══ Stored records ══
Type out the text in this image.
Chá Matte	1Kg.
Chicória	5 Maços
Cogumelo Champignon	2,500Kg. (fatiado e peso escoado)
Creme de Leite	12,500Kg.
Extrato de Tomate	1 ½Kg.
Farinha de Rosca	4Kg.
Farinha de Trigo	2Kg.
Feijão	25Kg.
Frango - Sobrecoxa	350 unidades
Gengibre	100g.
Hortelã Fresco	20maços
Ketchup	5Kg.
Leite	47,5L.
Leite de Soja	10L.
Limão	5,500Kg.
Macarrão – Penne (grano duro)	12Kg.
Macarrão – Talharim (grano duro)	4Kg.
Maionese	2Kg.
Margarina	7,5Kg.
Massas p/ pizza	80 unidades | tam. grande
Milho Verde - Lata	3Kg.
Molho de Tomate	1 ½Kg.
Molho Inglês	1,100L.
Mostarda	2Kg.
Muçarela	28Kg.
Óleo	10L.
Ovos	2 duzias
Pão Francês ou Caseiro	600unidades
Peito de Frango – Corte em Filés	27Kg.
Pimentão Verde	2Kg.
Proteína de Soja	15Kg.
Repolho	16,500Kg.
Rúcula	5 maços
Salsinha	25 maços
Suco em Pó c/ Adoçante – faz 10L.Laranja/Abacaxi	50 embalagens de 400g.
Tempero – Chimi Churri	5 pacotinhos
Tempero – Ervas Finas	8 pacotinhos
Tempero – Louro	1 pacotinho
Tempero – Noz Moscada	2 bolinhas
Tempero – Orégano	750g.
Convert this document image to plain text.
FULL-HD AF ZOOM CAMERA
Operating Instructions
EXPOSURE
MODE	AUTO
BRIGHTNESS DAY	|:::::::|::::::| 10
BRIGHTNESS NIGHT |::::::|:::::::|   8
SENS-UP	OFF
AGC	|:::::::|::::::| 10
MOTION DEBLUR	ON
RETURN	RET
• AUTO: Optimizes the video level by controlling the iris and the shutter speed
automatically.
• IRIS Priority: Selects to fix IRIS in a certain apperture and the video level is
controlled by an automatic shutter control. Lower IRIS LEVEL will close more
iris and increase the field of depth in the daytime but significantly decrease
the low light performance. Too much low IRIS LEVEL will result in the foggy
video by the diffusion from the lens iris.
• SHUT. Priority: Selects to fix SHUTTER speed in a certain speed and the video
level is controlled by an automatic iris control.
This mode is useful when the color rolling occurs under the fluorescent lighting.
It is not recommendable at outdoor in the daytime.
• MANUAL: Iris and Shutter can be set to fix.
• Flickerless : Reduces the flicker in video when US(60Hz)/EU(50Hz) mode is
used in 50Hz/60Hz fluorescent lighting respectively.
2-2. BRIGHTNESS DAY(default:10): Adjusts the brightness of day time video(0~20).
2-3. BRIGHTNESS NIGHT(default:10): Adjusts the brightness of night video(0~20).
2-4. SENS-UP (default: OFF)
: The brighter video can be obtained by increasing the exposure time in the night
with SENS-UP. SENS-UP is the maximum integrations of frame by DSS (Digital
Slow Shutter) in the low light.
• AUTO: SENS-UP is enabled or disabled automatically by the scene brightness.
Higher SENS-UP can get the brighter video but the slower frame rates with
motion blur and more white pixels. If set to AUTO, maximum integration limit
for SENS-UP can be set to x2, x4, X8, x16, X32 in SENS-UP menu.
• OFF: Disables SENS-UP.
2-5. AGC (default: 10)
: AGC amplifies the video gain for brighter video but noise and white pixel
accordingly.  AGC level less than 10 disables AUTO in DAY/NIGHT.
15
═══
## Task:
Using the listing above, list every line in which the string "Soja" occurs.

## Final answer:
Leite de Soja	10L.
Proteína de Soja	15Kg.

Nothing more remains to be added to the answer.